═════ Task data

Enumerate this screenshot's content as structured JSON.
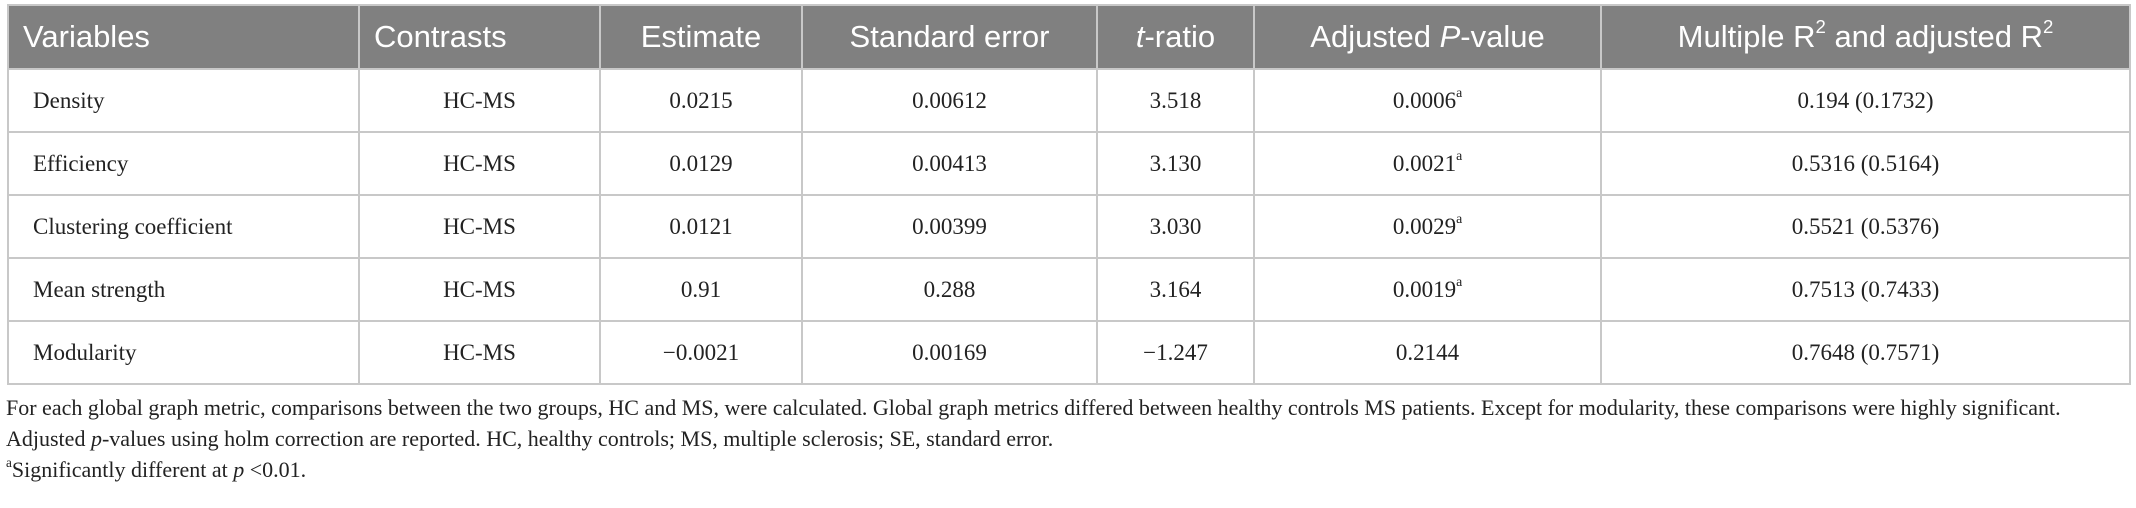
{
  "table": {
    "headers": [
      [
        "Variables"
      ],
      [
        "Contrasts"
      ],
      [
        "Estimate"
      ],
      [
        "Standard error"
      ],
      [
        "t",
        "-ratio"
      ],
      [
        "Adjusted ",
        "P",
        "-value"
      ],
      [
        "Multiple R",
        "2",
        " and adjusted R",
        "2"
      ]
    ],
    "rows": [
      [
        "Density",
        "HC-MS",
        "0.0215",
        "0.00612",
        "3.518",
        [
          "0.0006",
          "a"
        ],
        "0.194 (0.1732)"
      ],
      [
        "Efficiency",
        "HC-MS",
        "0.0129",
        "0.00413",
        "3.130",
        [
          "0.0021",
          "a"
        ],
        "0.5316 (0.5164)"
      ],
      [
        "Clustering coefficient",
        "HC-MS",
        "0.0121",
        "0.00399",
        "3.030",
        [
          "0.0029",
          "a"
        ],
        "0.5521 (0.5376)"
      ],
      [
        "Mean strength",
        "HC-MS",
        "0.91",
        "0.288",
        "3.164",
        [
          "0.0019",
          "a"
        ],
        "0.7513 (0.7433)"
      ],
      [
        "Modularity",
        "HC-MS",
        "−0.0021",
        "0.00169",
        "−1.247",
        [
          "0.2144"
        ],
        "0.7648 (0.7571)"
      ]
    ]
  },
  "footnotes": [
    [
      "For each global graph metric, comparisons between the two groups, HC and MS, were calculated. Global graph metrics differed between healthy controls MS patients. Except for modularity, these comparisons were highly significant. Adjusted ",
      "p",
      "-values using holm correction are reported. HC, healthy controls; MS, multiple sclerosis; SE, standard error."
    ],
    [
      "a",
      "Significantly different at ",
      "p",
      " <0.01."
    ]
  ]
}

══════════
═════ Task data

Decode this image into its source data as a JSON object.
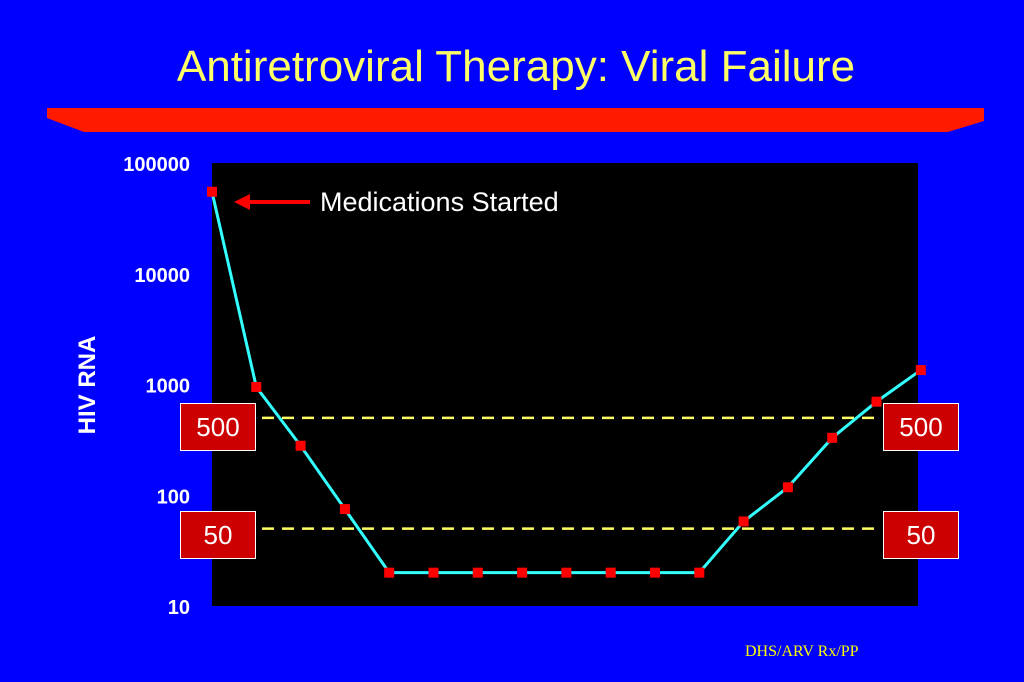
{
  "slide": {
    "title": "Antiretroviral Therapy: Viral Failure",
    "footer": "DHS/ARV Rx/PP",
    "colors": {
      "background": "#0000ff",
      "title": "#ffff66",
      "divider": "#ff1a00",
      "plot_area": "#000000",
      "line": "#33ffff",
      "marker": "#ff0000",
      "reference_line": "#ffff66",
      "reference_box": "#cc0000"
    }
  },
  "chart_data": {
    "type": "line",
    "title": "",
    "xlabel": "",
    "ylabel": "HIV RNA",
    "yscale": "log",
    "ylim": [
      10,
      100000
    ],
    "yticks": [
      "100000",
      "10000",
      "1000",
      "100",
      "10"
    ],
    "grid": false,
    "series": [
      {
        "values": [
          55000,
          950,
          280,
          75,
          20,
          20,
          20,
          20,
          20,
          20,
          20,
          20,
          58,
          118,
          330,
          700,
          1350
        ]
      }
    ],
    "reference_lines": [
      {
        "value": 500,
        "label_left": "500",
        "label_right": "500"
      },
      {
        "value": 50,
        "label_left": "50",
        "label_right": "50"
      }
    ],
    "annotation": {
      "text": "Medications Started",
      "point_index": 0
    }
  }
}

══════════
═════ Task data

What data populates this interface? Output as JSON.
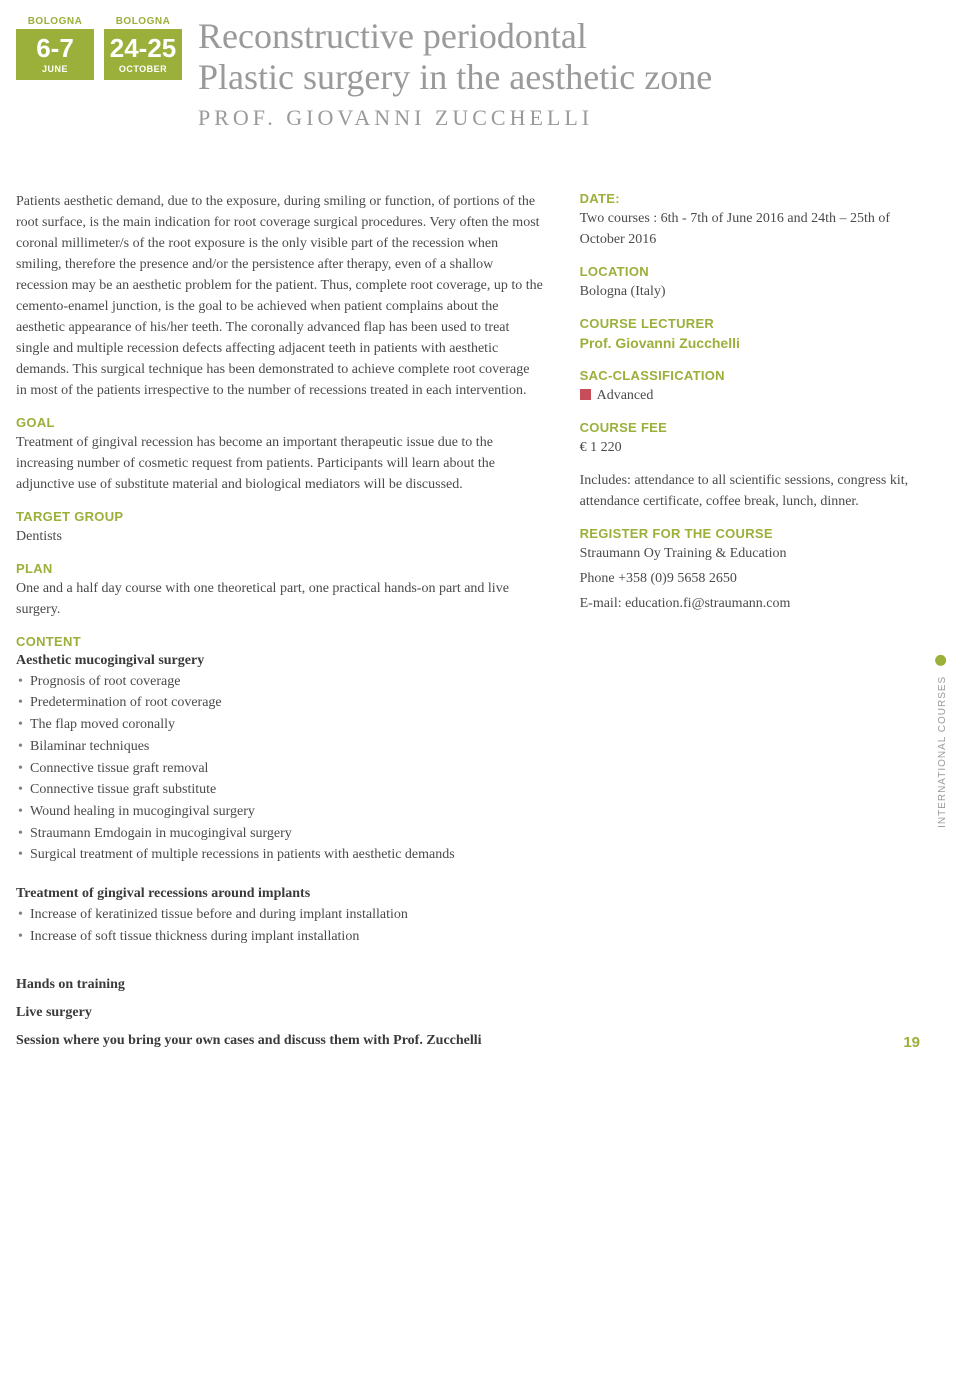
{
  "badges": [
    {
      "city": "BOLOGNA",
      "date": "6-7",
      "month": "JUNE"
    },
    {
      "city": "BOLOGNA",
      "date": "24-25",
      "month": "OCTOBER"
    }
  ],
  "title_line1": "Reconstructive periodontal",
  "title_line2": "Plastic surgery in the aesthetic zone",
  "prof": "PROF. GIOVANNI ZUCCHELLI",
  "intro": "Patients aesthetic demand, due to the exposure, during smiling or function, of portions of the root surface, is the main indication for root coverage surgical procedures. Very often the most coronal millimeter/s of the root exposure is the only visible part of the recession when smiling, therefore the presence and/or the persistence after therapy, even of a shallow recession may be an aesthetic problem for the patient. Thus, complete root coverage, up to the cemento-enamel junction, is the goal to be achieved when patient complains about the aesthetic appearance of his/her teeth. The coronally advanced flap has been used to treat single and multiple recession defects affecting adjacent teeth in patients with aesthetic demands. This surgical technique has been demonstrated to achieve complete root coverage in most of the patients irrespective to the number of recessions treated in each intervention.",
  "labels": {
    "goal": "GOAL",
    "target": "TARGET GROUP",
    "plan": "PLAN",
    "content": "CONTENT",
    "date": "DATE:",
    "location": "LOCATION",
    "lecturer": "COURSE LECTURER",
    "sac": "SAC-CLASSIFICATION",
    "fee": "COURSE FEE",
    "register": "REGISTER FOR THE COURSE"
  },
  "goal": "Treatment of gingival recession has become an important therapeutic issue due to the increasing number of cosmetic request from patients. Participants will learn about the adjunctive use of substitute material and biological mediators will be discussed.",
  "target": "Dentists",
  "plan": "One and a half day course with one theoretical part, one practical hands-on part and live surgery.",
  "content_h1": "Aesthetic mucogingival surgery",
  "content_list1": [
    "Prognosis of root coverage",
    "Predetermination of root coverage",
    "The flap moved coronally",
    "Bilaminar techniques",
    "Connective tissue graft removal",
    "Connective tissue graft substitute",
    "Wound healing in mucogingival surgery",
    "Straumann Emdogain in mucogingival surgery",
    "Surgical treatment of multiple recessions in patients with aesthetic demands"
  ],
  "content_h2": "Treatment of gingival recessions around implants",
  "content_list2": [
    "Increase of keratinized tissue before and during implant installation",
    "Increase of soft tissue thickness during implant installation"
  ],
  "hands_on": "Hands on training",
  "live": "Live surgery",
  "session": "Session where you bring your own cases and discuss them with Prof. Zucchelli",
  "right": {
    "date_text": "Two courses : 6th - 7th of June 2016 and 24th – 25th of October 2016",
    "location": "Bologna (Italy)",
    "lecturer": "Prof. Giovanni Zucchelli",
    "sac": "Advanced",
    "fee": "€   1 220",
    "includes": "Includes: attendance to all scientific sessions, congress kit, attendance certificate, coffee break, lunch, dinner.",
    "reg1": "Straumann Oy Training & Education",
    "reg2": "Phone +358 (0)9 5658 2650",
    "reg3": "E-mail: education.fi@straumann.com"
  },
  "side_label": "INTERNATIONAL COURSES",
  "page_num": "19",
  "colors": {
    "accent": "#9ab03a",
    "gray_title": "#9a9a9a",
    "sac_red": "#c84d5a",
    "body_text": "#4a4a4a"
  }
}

══════════

• Directions: Which lines of the data above contain the string "values"? Copy each of them.

• Output for this exercise:
      "-values using holm correction are reported. HC, healthy controls; MS, multiple sclerosis; SE, standard error."
        "values": [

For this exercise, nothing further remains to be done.